Task objective
Can you copy out the data exactly? Leave the images out.
--- START OF Supplied records ---
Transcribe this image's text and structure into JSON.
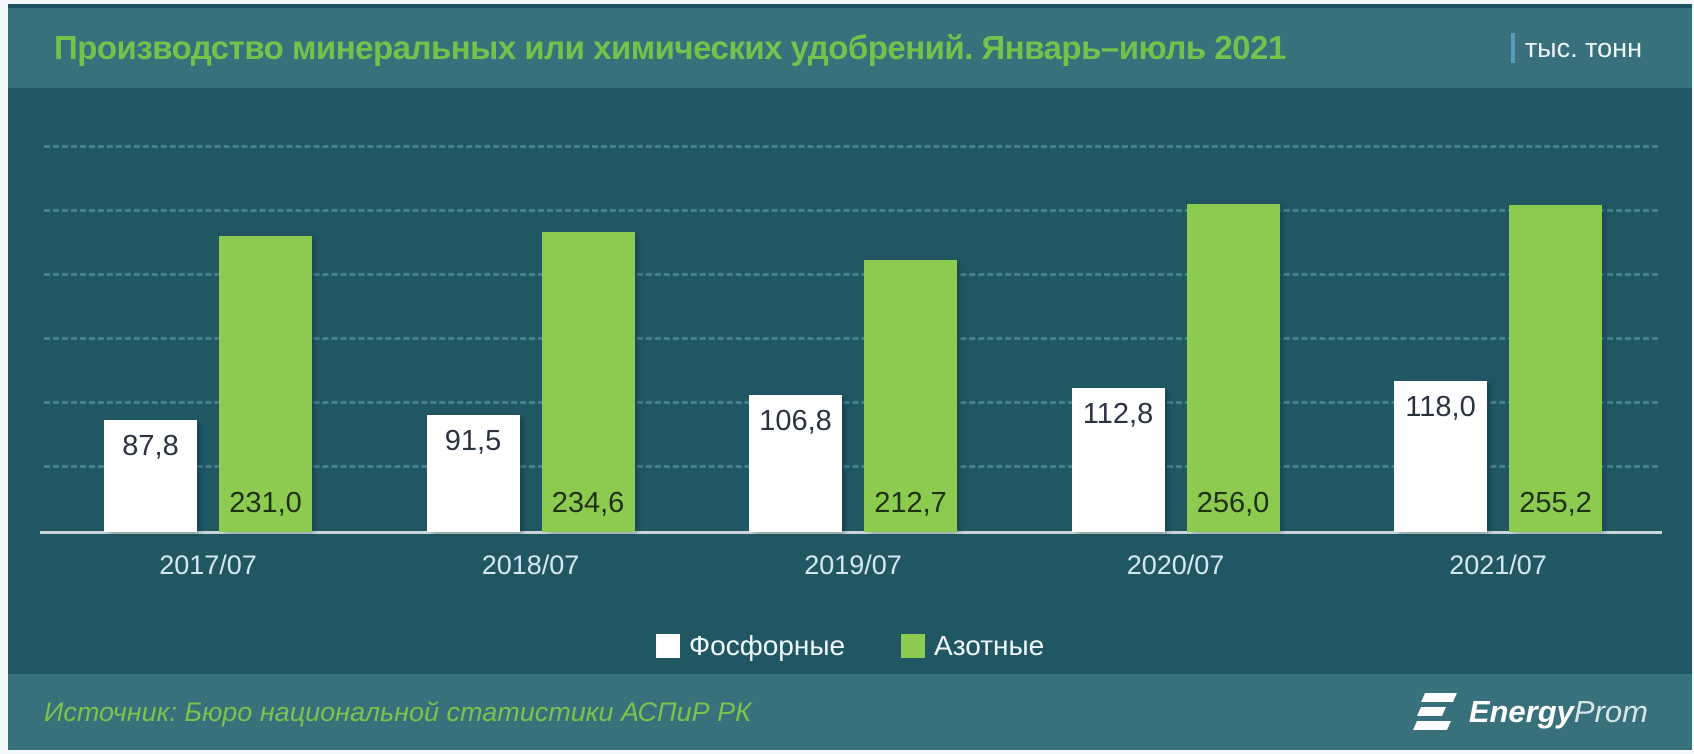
{
  "header": {
    "title": "Производство минеральных или химических удобрений. Январь–июль 2021",
    "unit_label": "тыс. тонн"
  },
  "chart_data": {
    "type": "bar",
    "title": "Производство минеральных или химических удобрений. Январь–июль 2021",
    "unit": "тыс. тонн",
    "categories": [
      "2017/07",
      "2018/07",
      "2019/07",
      "2020/07",
      "2021/07"
    ],
    "series": [
      {
        "name": "Фосфорные",
        "color": "#ffffff",
        "label_position": "inside-top",
        "values": [
          87.8,
          91.5,
          106.8,
          112.8,
          118.0
        ]
      },
      {
        "name": "Азотные",
        "color": "#8dcb50",
        "label_position": "inside-base",
        "values": [
          231.0,
          234.6,
          212.7,
          256.0,
          255.2
        ]
      }
    ],
    "xlabel": "",
    "ylabel": "",
    "ylim": [
      0,
      300
    ],
    "grid_step": 50,
    "grid": "horizontal-dashed",
    "legend_position": "bottom",
    "decimal_separator": ","
  },
  "footer": {
    "source": "Источник: Бюро национальной статистики АСПиР РК",
    "logo_energy": "Energy",
    "logo_prom": "Prom"
  },
  "colors": {
    "title_green": "#74c14b",
    "bar_green": "#8dcb50",
    "bar_white": "#ffffff",
    "plot_background": "#215763",
    "header_background": "#38707b",
    "footer_background": "#38707b",
    "gridline": "#45808f",
    "axis_line": "#c9d6da",
    "unit_separator": "#5a9cbd",
    "source_green": "#7cc24e"
  }
}
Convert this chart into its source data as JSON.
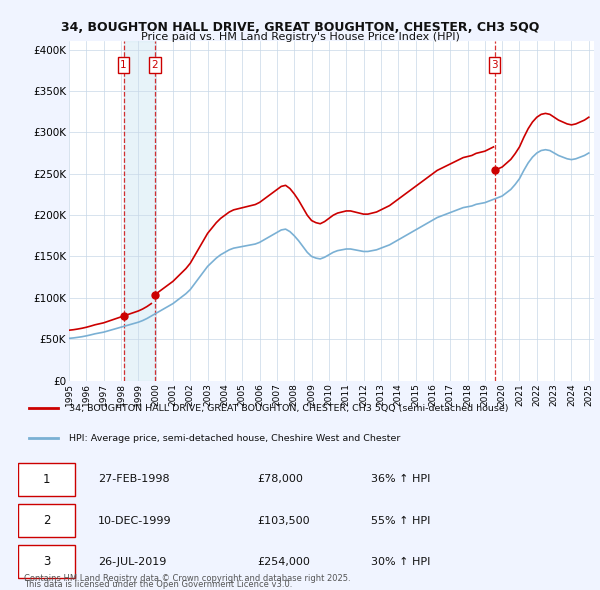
{
  "title1": "34, BOUGHTON HALL DRIVE, GREAT BOUGHTON, CHESTER, CH3 5QQ",
  "title2": "Price paid vs. HM Land Registry's House Price Index (HPI)",
  "legend_line1": "34, BOUGHTON HALL DRIVE, GREAT BOUGHTON, CHESTER, CH3 5QQ (semi-detached house)",
  "legend_line2": "HPI: Average price, semi-detached house, Cheshire West and Chester",
  "footer1": "Contains HM Land Registry data © Crown copyright and database right 2025.",
  "footer2": "This data is licensed under the Open Government Licence v3.0.",
  "sale_color": "#cc0000",
  "hpi_color": "#7ab0d4",
  "shade_color": "#d0e8f5",
  "background_color": "#f0f4ff",
  "plot_bg": "#ffffff",
  "ylim": [
    0,
    410000
  ],
  "yticks": [
    0,
    50000,
    100000,
    150000,
    200000,
    250000,
    300000,
    350000,
    400000
  ],
  "ytick_labels": [
    "£0",
    "£50K",
    "£100K",
    "£150K",
    "£200K",
    "£250K",
    "£300K",
    "£350K",
    "£400K"
  ],
  "table_data": [
    [
      "1",
      "27-FEB-1998",
      "£78,000",
      "36% ↑ HPI"
    ],
    [
      "2",
      "10-DEC-1999",
      "£103,500",
      "55% ↑ HPI"
    ],
    [
      "3",
      "26-JUL-2019",
      "£254,000",
      "30% ↑ HPI"
    ]
  ],
  "sale_dates": [
    1998.15,
    1999.94,
    2019.56
  ],
  "sale_prices": [
    78000,
    103500,
    254000
  ],
  "hpi_dates": [
    1995.0,
    1995.25,
    1995.5,
    1995.75,
    1996.0,
    1996.25,
    1996.5,
    1996.75,
    1997.0,
    1997.25,
    1997.5,
    1997.75,
    1998.0,
    1998.25,
    1998.5,
    1998.75,
    1999.0,
    1999.25,
    1999.5,
    1999.75,
    2000.0,
    2000.25,
    2000.5,
    2000.75,
    2001.0,
    2001.25,
    2001.5,
    2001.75,
    2002.0,
    2002.25,
    2002.5,
    2002.75,
    2003.0,
    2003.25,
    2003.5,
    2003.75,
    2004.0,
    2004.25,
    2004.5,
    2004.75,
    2005.0,
    2005.25,
    2005.5,
    2005.75,
    2006.0,
    2006.25,
    2006.5,
    2006.75,
    2007.0,
    2007.25,
    2007.5,
    2007.75,
    2008.0,
    2008.25,
    2008.5,
    2008.75,
    2009.0,
    2009.25,
    2009.5,
    2009.75,
    2010.0,
    2010.25,
    2010.5,
    2010.75,
    2011.0,
    2011.25,
    2011.5,
    2011.75,
    2012.0,
    2012.25,
    2012.5,
    2012.75,
    2013.0,
    2013.25,
    2013.5,
    2013.75,
    2014.0,
    2014.25,
    2014.5,
    2014.75,
    2015.0,
    2015.25,
    2015.5,
    2015.75,
    2016.0,
    2016.25,
    2016.5,
    2016.75,
    2017.0,
    2017.25,
    2017.5,
    2017.75,
    2018.0,
    2018.25,
    2018.5,
    2018.75,
    2019.0,
    2019.25,
    2019.5,
    2019.75,
    2020.0,
    2020.25,
    2020.5,
    2020.75,
    2021.0,
    2021.25,
    2021.5,
    2021.75,
    2022.0,
    2022.25,
    2022.5,
    2022.75,
    2023.0,
    2023.25,
    2023.5,
    2023.75,
    2024.0,
    2024.25,
    2024.5,
    2024.75,
    2025.0
  ],
  "hpi_values": [
    51000,
    51500,
    52200,
    53000,
    54000,
    55200,
    56500,
    57500,
    58500,
    60000,
    61500,
    63000,
    64500,
    66000,
    67500,
    69000,
    70500,
    72500,
    75000,
    78000,
    81000,
    84000,
    87000,
    90000,
    93000,
    97000,
    101000,
    105000,
    110000,
    117000,
    124000,
    131000,
    138000,
    143000,
    148000,
    152000,
    155000,
    158000,
    160000,
    161000,
    162000,
    163000,
    164000,
    165000,
    167000,
    170000,
    173000,
    176000,
    179000,
    182000,
    183000,
    180000,
    175000,
    169000,
    162000,
    155000,
    150000,
    148000,
    147000,
    149000,
    152000,
    155000,
    157000,
    158000,
    159000,
    159000,
    158000,
    157000,
    156000,
    156000,
    157000,
    158000,
    160000,
    162000,
    164000,
    167000,
    170000,
    173000,
    176000,
    179000,
    182000,
    185000,
    188000,
    191000,
    194000,
    197000,
    199000,
    201000,
    203000,
    205000,
    207000,
    209000,
    210000,
    211000,
    213000,
    214000,
    215000,
    217000,
    219000,
    221000,
    223000,
    227000,
    231000,
    237000,
    244000,
    254000,
    263000,
    270000,
    275000,
    278000,
    279000,
    278000,
    275000,
    272000,
    270000,
    268000,
    267000,
    268000,
    270000,
    272000,
    275000
  ],
  "xtick_positions": [
    1995,
    1996,
    1997,
    1998,
    1999,
    2000,
    2001,
    2002,
    2003,
    2004,
    2005,
    2006,
    2007,
    2008,
    2009,
    2010,
    2011,
    2012,
    2013,
    2014,
    2015,
    2016,
    2017,
    2018,
    2019,
    2020,
    2021,
    2022,
    2023,
    2024,
    2025
  ],
  "xtick_labels": [
    "1995",
    "1996",
    "1997",
    "1998",
    "1999",
    "2000",
    "2001",
    "2002",
    "2003",
    "2004",
    "2005",
    "2006",
    "2007",
    "2008",
    "2009",
    "2010",
    "2011",
    "2012",
    "2013",
    "2014",
    "2015",
    "2016",
    "2017",
    "2018",
    "2019",
    "2020",
    "2021",
    "2022",
    "2023",
    "2024",
    "2025"
  ]
}
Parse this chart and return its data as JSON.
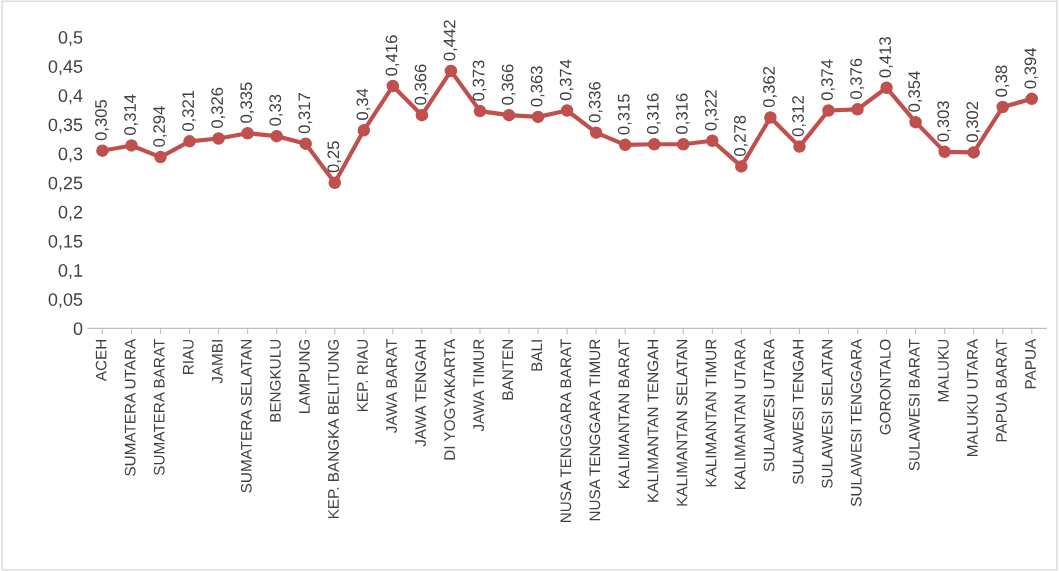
--- END OF Supplied records ---
Answer below
Transcribe this image's text and structure into JSON.
{
  "header": {
    "title": "Производство минеральных или химических удобрений. Январь–июль 2021",
    "unit_label": "тыс. тонн"
  },
  "chart_data": {
    "type": "bar",
    "title": "Производство минеральных или химических удобрений. Январь–июль 2021",
    "unit": "тыс. тонн",
    "categories": [
      "2017/07",
      "2018/07",
      "2019/07",
      "2020/07",
      "2021/07"
    ],
    "series": [
      {
        "name": "Фосфорные",
        "color": "#ffffff",
        "label_position": "inside-top",
        "values": [
          87.8,
          91.5,
          106.8,
          112.8,
          118.0
        ]
      },
      {
        "name": "Азотные",
        "color": "#8dcb50",
        "label_position": "inside-base",
        "values": [
          231.0,
          234.6,
          212.7,
          256.0,
          255.2
        ]
      }
    ],
    "xlabel": "",
    "ylabel": "",
    "ylim": [
      0,
      300
    ],
    "grid_step": 50,
    "grid": "horizontal-dashed",
    "legend_position": "bottom",
    "decimal_separator": ","
  },
  "footer": {
    "source": "Источник: Бюро национальной статистики АСПиР РК",
    "logo_energy": "Energy",
    "logo_prom": "Prom"
  },
  "colors": {
    "title_green": "#74c14b",
    "bar_green": "#8dcb50",
    "bar_white": "#ffffff",
    "plot_background": "#215763",
    "header_background": "#38707b",
    "footer_background": "#38707b",
    "gridline": "#45808f",
    "axis_line": "#c9d6da",
    "unit_separator": "#5a9cbd",
    "source_green": "#7cc24e"
  }
}
Convert this chart into its source data as JSON.
{
  "title1": "34, BOUGHTON HALL DRIVE, GREAT BOUGHTON, CHESTER, CH3 5QQ",
  "title2": "Price paid vs. HM Land Registry's House Price Index (HPI)",
  "legend_line1": "34, BOUGHTON HALL DRIVE, GREAT BOUGHTON, CHESTER, CH3 5QQ (semi-detached house)",
  "legend_line2": "HPI: Average price, semi-detached house, Cheshire West and Chester",
  "footer1": "Contains HM Land Registry data © Crown copyright and database right 2025.",
  "footer2": "This data is licensed under the Open Government Licence v3.0.",
  "sale_color": "#cc0000",
  "hpi_color": "#7ab0d4",
  "shade_color": "#d0e8f5",
  "background_color": "#f0f4ff",
  "plot_bg": "#ffffff",
  "ylim": [
    0,
    410000
  ],
  "yticks": [
    0,
    50000,
    100000,
    150000,
    200000,
    250000,
    300000,
    350000,
    400000
  ],
  "ytick_labels": [
    "£0",
    "£50K",
    "£100K",
    "£150K",
    "£200K",
    "£250K",
    "£300K",
    "£350K",
    "£400K"
  ],
  "table_data": [
    [
      "1",
      "27-FEB-1998",
      "£78,000",
      "36% ↑ HPI"
    ],
    [
      "2",
      "10-DEC-1999",
      "£103,500",
      "55% ↑ HPI"
    ],
    [
      "3",
      "26-JUL-2019",
      "£254,000",
      "30% ↑ HPI"
    ]
  ],
  "sale_dates": [
    1998.15,
    1999.94,
    2019.56
  ],
  "sale_prices": [
    78000,
    103500,
    254000
  ],
  "hpi_dates": [
    1995.0,
    1995.25,
    1995.5,
    1995.75,
    1996.0,
    1996.25,
    1996.5,
    1996.75,
    1997.0,
    1997.25,
    1997.5,
    1997.75,
    1998.0,
    1998.25,
    1998.5,
    1998.75,
    1999.0,
    1999.25,
    1999.5,
    1999.75,
    2000.0,
    2000.25,
    2000.5,
    2000.75,
    2001.0,
    2001.25,
    2001.5,
    2001.75,
    2002.0,
    2002.25,
    2002.5,
    2002.75,
    2003.0,
    2003.25,
    2003.5,
    2003.75,
    2004.0,
    2004.25,
    2004.5,
    2004.75,
    2005.0,
    2005.25,
    2005.5,
    2005.75,
    2006.0,
    2006.25,
    2006.5,
    2006.75,
    2007.0,
    2007.25,
    2007.5,
    2007.75,
    2008.0,
    2008.25,
    2008.5,
    2008.75,
    2009.0,
    2009.25,
    2009.5,
    2009.75,
    2010.0,
    2010.25,
    2010.5,
    2010.75,
    2011.0,
    2011.25,
    2011.5,
    2011.75,
    2012.0,
    2012.25,
    2012.5,
    2012.75,
    2013.0,
    2013.25,
    2013.5,
    2013.75,
    2014.0,
    2014.25,
    2014.5,
    2014.75,
    2015.0,
    2015.25,
    2015.5,
    2015.75,
    2016.0,
    2016.25,
    2016.5,
    2016.75,
    2017.0,
    2017.25,
    2017.5,
    2017.75,
    2018.0,
    2018.25,
    2018.5,
    2018.75,
    2019.0,
    2019.25,
    2019.5,
    2019.75,
    2020.0,
    2020.25,
    2020.5,
    2020.75,
    2021.0,
    2021.25,
    2021.5,
    2021.75,
    2022.0,
    2022.25,
    2022.5,
    2022.75,
    2023.0,
    2023.25,
    2023.5,
    2023.75,
    2024.0,
    2024.25,
    2024.5,
    2024.75,
    2025.0
  ],
  "hpi_values": [
    51000,
    51500,
    52200,
    53000,
    54000,
    55200,
    56500,
    57500,
    58500,
    60000,
    61500,
    63000,
    64500,
    66000,
    67500,
    69000,
    70500,
    72500,
    75000,
    78000,
    81000,
    84000,
    87000,
    90000,
    93000,
    97000,
    101000,
    105000,
    110000,
    117000,
    124000,
    131000,
    138000,
    143000,
    148000,
    152000,
    155000,
    158000,
    160000,
    161000,
    162000,
    163000,
    164000,
    165000,
    167000,
    170000,
    173000,
    176000,
    179000,
    182000,
    183000,
    180000,
    175000,
    169000,
    162000,
    155000,
    150000,
    148000,
    147000,
    149000,
    152000,
    155000,
    157000,
    158000,
    159000,
    159000,
    158000,
    157000,
    156000,
    156000,
    157000,
    158000,
    160000,
    162000,
    164000,
    167000,
    170000,
    173000,
    176000,
    179000,
    182000,
    185000,
    188000,
    191000,
    194000,
    197000,
    199000,
    201000,
    203000,
    205000,
    207000,
    209000,
    210000,
    211000,
    213000,
    214000,
    215000,
    217000,
    219000,
    221000,
    223000,
    227000,
    231000,
    237000,
    244000,
    254000,
    263000,
    270000,
    275000,
    278000,
    279000,
    278000,
    275000,
    272000,
    270000,
    268000,
    267000,
    268000,
    270000,
    272000,
    275000
  ],
  "xtick_positions": [
    1995,
    1996,
    1997,
    1998,
    1999,
    2000,
    2001,
    2002,
    2003,
    2004,
    2005,
    2006,
    2007,
    2008,
    2009,
    2010,
    2011,
    2012,
    2013,
    2014,
    2015,
    2016,
    2017,
    2018,
    2019,
    2020,
    2021,
    2022,
    2023,
    2024,
    2025
  ],
  "xtick_labels": [
    "1995",
    "1996",
    "1997",
    "1998",
    "1999",
    "2000",
    "2001",
    "2002",
    "2003",
    "2004",
    "2005",
    "2006",
    "2007",
    "2008",
    "2009",
    "2010",
    "2011",
    "2012",
    "2013",
    "2014",
    "2015",
    "2016",
    "2017",
    "2018",
    "2019",
    "2020",
    "2021",
    "2022",
    "2023",
    "2024",
    "2025"
  ]
}
Parse this chart and return its data as JSON.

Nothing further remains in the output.